> [What is needed]:
Locate every row below that contains the string "légalement", treating uppercase and lowercase as different, and copy each of those lines in full.
** START Dataset **
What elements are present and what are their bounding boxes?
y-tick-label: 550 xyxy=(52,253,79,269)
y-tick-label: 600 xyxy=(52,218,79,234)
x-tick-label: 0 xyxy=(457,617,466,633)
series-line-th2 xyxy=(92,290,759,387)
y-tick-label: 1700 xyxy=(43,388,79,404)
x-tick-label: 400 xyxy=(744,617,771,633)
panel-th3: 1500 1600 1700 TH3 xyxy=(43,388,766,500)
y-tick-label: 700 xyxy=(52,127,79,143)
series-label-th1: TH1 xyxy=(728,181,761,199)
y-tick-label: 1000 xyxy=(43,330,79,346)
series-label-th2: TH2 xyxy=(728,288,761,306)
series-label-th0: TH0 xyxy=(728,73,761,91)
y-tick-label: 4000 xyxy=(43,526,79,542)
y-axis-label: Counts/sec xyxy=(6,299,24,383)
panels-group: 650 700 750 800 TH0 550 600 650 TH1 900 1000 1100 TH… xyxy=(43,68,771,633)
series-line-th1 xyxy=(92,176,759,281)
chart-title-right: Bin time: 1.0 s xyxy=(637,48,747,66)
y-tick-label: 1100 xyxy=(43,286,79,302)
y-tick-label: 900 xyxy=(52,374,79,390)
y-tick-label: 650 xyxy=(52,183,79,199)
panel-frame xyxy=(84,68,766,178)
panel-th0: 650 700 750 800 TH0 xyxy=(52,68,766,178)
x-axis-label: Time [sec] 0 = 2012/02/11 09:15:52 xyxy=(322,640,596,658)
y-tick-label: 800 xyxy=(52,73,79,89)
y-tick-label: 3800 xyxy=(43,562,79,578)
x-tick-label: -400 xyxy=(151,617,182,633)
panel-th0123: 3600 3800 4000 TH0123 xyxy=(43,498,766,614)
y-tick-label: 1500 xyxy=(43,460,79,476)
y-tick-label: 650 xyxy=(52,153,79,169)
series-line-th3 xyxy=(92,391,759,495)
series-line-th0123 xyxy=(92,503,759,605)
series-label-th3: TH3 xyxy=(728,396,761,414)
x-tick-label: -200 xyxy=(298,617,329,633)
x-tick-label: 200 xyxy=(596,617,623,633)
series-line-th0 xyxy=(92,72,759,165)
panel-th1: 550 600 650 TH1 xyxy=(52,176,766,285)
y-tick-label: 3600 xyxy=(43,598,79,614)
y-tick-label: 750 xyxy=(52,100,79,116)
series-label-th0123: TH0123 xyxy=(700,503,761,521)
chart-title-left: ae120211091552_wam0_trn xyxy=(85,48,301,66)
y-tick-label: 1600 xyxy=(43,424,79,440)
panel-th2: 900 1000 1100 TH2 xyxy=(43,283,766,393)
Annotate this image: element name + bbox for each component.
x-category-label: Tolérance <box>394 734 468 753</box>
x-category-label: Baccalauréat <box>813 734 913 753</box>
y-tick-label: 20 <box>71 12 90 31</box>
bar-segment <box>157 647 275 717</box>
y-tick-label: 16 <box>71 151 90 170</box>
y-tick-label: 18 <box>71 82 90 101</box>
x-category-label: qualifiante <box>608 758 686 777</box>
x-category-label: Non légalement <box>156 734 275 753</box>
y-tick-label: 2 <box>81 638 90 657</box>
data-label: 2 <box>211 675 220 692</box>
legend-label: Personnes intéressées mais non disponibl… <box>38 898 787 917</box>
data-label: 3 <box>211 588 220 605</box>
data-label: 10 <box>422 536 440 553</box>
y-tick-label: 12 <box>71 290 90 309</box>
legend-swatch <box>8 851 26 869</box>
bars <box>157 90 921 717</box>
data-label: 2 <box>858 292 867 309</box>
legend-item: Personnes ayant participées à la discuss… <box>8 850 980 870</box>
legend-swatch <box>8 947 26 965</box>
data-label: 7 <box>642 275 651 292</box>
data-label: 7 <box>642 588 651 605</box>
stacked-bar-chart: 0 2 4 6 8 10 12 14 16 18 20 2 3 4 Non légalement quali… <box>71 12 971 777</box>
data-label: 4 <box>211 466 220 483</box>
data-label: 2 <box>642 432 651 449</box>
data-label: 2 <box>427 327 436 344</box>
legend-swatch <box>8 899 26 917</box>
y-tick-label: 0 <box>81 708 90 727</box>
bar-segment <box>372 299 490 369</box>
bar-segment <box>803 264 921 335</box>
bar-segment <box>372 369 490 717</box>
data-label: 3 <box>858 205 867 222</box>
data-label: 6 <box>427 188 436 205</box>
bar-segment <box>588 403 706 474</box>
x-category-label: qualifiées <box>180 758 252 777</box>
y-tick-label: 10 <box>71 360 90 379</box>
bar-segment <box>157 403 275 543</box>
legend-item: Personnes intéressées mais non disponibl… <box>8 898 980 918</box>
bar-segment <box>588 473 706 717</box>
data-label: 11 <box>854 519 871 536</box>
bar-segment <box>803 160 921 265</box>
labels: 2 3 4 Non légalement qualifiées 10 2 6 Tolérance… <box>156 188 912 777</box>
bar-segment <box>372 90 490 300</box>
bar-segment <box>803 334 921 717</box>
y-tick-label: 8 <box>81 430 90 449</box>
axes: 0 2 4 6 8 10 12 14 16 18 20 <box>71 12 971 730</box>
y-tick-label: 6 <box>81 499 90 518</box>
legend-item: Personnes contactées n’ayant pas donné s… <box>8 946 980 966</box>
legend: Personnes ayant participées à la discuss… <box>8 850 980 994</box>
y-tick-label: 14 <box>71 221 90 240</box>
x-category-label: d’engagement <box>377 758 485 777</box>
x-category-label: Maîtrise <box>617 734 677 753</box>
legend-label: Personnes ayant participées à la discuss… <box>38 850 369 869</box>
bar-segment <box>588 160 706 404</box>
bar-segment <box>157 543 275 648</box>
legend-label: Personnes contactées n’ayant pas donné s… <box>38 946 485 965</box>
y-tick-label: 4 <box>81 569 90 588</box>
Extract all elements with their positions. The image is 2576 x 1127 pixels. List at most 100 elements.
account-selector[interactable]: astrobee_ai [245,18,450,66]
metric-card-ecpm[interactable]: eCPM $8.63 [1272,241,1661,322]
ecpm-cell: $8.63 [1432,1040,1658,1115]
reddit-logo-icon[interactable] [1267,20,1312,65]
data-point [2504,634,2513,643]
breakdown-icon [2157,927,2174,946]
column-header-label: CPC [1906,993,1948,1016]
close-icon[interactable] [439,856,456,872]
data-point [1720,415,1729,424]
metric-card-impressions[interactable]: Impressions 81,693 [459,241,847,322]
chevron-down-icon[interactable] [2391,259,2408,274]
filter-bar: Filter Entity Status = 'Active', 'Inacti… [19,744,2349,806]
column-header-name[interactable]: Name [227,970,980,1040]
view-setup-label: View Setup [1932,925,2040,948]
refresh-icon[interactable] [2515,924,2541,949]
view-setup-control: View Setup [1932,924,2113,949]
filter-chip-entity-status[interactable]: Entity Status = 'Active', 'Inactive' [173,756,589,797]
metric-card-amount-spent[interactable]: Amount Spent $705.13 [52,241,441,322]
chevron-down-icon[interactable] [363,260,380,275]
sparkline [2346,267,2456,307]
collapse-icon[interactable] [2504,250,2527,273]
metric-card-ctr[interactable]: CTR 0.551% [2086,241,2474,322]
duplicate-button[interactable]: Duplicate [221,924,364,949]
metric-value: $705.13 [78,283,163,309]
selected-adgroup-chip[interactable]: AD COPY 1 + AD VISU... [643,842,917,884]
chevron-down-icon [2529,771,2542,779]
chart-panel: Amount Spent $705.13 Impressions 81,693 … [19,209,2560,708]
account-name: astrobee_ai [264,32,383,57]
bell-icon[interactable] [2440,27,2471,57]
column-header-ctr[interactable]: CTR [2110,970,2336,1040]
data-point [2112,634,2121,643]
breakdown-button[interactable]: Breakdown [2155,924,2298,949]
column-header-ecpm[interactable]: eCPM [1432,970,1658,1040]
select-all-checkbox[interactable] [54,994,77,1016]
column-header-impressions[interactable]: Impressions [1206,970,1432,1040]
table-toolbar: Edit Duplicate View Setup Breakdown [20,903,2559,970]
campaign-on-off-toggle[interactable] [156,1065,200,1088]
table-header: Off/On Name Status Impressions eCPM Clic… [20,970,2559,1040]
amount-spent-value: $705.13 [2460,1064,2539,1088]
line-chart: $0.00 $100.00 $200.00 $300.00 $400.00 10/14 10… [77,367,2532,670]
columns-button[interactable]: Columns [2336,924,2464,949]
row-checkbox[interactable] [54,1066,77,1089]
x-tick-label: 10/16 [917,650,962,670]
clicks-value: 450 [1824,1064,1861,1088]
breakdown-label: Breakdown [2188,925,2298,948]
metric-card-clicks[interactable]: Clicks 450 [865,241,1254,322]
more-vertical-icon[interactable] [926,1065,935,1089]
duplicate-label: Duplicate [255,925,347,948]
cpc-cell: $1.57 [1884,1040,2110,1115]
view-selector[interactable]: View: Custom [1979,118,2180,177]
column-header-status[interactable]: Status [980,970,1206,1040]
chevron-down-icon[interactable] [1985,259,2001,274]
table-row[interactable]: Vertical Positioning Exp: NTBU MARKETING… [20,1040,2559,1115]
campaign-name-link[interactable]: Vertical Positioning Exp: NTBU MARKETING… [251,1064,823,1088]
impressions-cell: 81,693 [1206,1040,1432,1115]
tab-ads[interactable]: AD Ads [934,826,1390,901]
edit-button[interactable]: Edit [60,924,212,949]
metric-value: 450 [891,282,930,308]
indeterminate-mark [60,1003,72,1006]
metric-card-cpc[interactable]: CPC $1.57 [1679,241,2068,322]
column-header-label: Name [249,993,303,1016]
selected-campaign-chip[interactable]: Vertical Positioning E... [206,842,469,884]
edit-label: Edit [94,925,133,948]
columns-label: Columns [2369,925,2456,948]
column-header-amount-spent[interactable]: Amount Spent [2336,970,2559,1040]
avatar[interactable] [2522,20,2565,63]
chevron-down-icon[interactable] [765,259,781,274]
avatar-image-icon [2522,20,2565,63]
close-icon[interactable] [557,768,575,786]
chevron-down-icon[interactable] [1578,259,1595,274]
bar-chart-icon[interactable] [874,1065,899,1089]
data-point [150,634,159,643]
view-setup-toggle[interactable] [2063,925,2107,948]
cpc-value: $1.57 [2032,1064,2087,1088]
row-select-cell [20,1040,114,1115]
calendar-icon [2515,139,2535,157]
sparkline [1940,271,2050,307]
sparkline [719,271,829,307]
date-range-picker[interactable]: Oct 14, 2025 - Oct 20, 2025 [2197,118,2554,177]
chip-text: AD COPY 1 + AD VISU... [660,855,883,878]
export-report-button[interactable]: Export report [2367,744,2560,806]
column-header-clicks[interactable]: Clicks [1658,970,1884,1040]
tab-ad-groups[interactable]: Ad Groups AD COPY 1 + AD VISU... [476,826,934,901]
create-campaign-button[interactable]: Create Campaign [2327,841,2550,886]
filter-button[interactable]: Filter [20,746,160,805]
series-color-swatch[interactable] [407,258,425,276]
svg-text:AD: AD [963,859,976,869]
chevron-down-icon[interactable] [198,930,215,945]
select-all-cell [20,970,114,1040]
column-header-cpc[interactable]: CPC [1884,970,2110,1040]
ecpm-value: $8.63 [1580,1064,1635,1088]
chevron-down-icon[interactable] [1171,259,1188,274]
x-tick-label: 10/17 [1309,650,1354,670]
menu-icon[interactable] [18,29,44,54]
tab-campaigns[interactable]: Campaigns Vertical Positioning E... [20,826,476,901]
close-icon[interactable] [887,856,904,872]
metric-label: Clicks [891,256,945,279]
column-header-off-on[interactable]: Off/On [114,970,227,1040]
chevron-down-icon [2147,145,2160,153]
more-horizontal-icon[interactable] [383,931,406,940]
** END Dataset **
> [Response to this exercise]:
x-category-label: Non légalement <box>156 734 275 753</box>
stacked-bar-chart: 0 2 4 6 8 10 12 14 16 18 20 2 3 4 Non légalement quali… <box>71 12 971 777</box>
labels: 2 3 4 Non légalement qualifiées 10 2 6 Tolérance… <box>156 188 912 777</box>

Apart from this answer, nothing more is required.